What is needed:
Find every line in the records below that holds the word "name" and copy it.
[Start Data lines]
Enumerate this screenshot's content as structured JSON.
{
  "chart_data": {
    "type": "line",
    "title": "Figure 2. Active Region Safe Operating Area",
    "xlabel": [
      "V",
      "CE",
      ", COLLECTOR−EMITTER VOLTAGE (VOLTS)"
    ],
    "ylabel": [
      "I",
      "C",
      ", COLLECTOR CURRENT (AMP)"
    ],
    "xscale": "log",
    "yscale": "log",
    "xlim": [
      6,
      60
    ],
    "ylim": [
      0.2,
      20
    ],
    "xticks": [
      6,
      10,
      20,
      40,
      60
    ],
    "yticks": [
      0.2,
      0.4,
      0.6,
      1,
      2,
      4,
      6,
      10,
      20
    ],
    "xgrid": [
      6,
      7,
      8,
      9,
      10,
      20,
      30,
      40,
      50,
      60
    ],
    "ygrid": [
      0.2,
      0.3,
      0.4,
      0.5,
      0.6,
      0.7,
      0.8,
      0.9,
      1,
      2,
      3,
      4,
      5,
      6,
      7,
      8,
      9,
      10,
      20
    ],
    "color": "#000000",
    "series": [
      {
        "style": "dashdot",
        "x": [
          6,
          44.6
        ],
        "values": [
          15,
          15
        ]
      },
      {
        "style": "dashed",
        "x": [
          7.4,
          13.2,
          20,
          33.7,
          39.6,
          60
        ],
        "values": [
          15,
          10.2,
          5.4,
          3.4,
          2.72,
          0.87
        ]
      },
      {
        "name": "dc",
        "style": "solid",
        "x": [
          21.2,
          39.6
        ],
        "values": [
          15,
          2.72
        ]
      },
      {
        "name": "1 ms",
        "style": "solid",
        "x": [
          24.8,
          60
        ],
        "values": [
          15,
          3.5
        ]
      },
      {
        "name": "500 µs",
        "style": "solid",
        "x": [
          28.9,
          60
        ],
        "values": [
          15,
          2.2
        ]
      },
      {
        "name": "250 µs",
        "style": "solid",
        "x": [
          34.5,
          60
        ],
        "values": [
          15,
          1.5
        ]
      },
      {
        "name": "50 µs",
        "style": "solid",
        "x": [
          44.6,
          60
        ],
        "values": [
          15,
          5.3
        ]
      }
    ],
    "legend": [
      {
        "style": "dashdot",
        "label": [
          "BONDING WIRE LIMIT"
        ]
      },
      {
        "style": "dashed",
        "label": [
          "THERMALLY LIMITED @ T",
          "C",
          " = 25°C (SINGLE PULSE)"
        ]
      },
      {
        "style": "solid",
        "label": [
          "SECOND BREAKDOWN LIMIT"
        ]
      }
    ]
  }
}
[End Data lines]
In response:
        "name": "dc",
        "name": "1 ms",
        "name": "500 µs",
        "name": "250 µs",
        "name": "50 µs",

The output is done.